**Requirement**
All the data should be repeated exactly. Any image in it is left out.
▶
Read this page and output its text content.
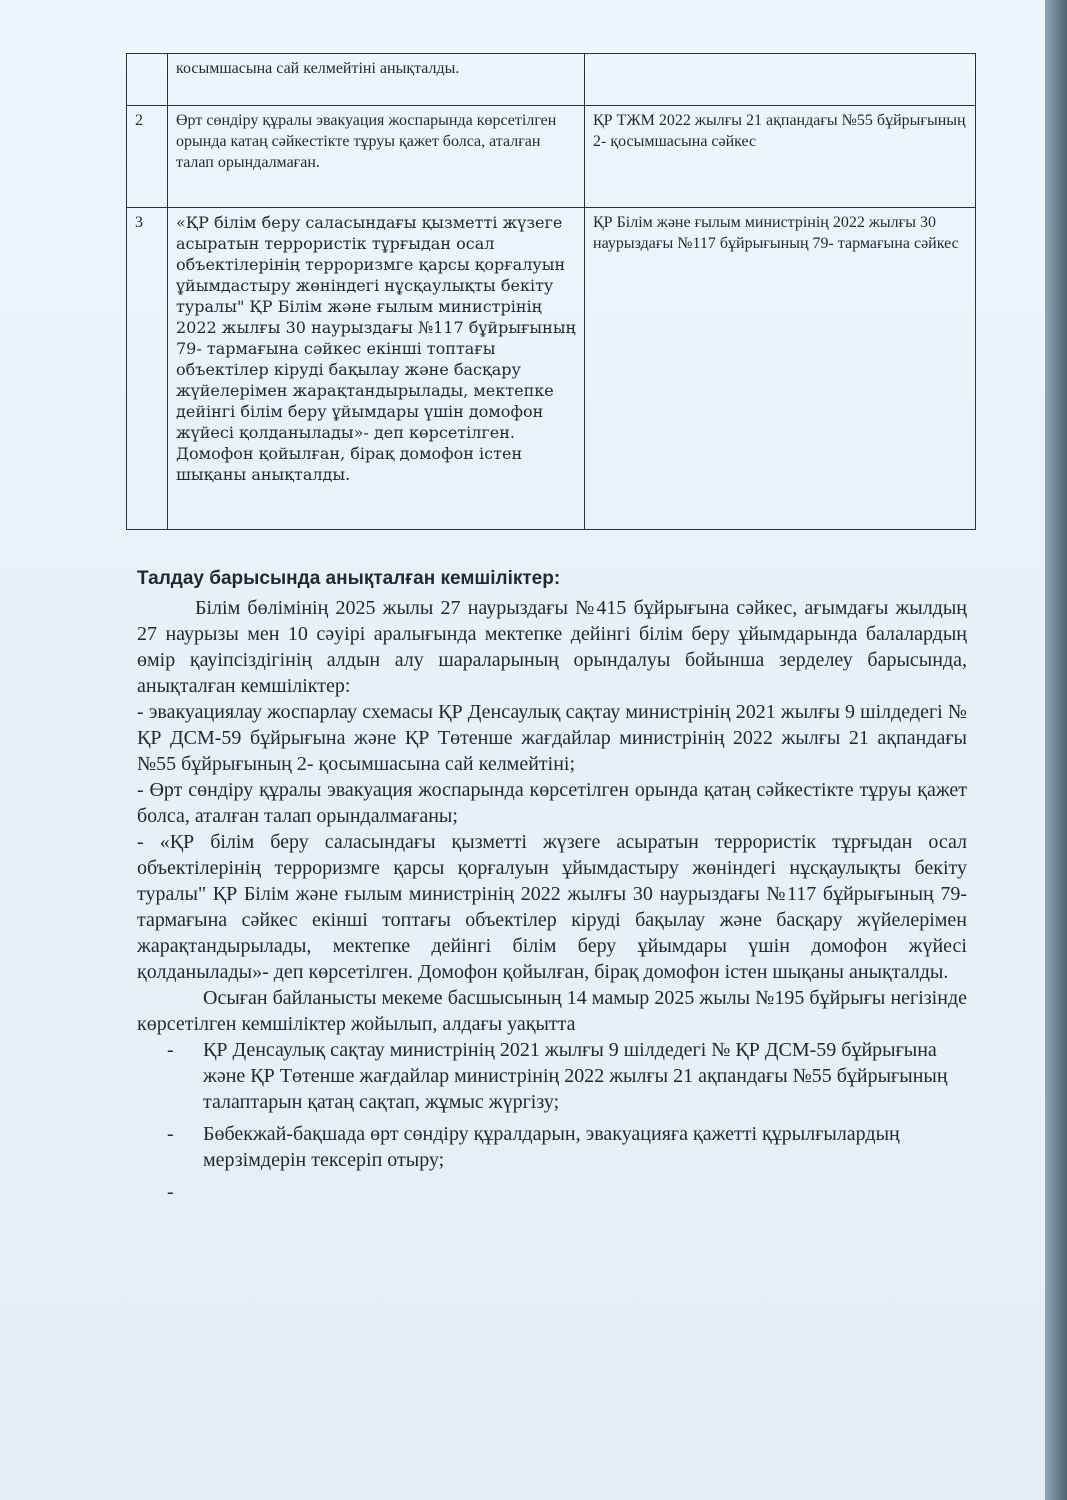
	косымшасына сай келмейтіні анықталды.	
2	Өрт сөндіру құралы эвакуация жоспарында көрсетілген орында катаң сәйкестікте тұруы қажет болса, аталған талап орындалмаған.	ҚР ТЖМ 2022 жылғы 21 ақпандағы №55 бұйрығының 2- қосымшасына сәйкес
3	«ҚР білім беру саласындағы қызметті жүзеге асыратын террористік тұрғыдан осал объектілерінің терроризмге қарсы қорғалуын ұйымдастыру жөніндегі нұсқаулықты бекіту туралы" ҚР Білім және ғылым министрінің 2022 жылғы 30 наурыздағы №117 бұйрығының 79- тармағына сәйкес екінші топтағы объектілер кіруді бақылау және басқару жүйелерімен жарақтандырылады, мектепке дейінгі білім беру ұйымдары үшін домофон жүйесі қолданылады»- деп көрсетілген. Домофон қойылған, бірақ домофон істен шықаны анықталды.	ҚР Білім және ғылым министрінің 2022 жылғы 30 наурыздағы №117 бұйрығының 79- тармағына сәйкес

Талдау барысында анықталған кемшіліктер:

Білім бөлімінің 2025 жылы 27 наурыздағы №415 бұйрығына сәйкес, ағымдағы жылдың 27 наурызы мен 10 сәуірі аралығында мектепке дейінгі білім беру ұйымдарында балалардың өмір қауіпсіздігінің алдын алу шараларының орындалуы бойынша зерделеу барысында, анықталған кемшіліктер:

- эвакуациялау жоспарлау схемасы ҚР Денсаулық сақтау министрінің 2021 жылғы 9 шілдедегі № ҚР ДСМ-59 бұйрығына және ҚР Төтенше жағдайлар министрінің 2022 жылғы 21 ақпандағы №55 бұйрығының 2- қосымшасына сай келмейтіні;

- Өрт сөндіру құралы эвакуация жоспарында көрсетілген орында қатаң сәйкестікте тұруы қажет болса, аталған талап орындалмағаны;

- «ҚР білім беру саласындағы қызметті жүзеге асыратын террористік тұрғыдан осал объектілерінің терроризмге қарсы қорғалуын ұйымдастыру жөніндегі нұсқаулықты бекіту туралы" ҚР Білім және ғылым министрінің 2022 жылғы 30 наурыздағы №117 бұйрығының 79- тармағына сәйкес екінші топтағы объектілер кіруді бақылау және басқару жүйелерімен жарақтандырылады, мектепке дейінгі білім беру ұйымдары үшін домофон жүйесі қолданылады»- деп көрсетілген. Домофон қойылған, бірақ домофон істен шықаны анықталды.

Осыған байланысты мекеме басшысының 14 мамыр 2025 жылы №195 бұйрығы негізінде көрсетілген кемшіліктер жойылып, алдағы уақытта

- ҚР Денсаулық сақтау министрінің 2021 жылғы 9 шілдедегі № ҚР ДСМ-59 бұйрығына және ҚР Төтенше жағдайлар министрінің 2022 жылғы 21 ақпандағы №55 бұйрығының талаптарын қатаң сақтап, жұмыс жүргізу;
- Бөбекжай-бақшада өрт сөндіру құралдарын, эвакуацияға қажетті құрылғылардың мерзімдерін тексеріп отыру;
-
◀
**Answer for this exercise**
Read this page and output its text content.
	косымшасына сай келмейтіні анықталды.	
2	Өрт сөндіру құралы эвакуация жоспарында көрсетілген орында катаң сәйкестікте тұруы қажет болса, аталған талап орындалмаған.	ҚР ТЖМ 2022 жылғы 21 ақпандағы №55 бұйрығының 2- қосымшасына сәйкес
3	«ҚР білім беру саласындағы қызметті жүзеге асыратын террористік тұрғыдан осал объектілерінің терроризмге қарсы қорғалуын ұйымдастыру жөніндегі нұсқаулықты бекіту туралы" ҚР Білім және ғылым министрінің 2022 жылғы 30 наурыздағы №117 бұйрығының 79- тармағына сәйкес екінші топтағы объектілер кіруді бақылау және басқару жүйелерімен жарақтандырылады, мектепке дейінгі білім беру ұйымдары үшін домофон жүйесі қолданылады»- деп көрсетілген. Домофон қойылған, бірақ домофон істен шықаны анықталды.	ҚР Білім және ғылым министрінің 2022 жылғы 30 наурыздағы №117 бұйрығының 79- тармағына сәйкес

Талдау барысында анықталған кемшіліктер:

Білім бөлімінің 2025 жылы 27 наурыздағы №415 бұйрығына сәйкес, ағымдағы жылдың 27 наурызы мен 10 сәуірі аралығында мектепке дейінгі білім беру ұйымдарында балалардың өмір қауіпсіздігінің алдын алу шараларының орындалуы бойынша зерделеу барысында, анықталған кемшіліктер:

- эвакуациялау жоспарлау схемасы ҚР Денсаулық сақтау министрінің 2021 жылғы 9 шілдедегі № ҚР ДСМ-59 бұйрығына және ҚР Төтенше жағдайлар министрінің 2022 жылғы 21 ақпандағы №55 бұйрығының 2- қосымшасына сай келмейтіні;

- Өрт сөндіру құралы эвакуация жоспарында көрсетілген орында қатаң сәйкестікте тұруы қажет болса, аталған талап орындалмағаны;

- «ҚР білім беру саласындағы қызметті жүзеге асыратын террористік тұрғыдан осал объектілерінің терроризмге қарсы қорғалуын ұйымдастыру жөніндегі нұсқаулықты бекіту туралы" ҚР Білім және ғылым министрінің 2022 жылғы 30 наурыздағы №117 бұйрығының 79- тармағына сәйкес екінші топтағы объектілер кіруді бақылау және басқару жүйелерімен жарақтандырылады, мектепке дейінгі білім беру ұйымдары үшін домофон жүйесі қолданылады»- деп көрсетілген. Домофон қойылған, бірақ домофон істен шықаны анықталды.

Осыған байланысты мекеме басшысының 14 мамыр 2025 жылы №195 бұйрығы негізінде көрсетілген кемшіліктер жойылып, алдағы уақытта

- ҚР Денсаулық сақтау министрінің 2021 жылғы 9 шілдедегі № ҚР ДСМ-59 бұйрығына және ҚР Төтенше жағдайлар министрінің 2022 жылғы 21 ақпандағы №55 бұйрығының талаптарын қатаң сақтап, жұмыс жүргізу;
- Бөбекжай-бақшада өрт сөндіру құралдарын, эвакуацияға қажетті құрылғылардың мерзімдерін тексеріп отыру;
-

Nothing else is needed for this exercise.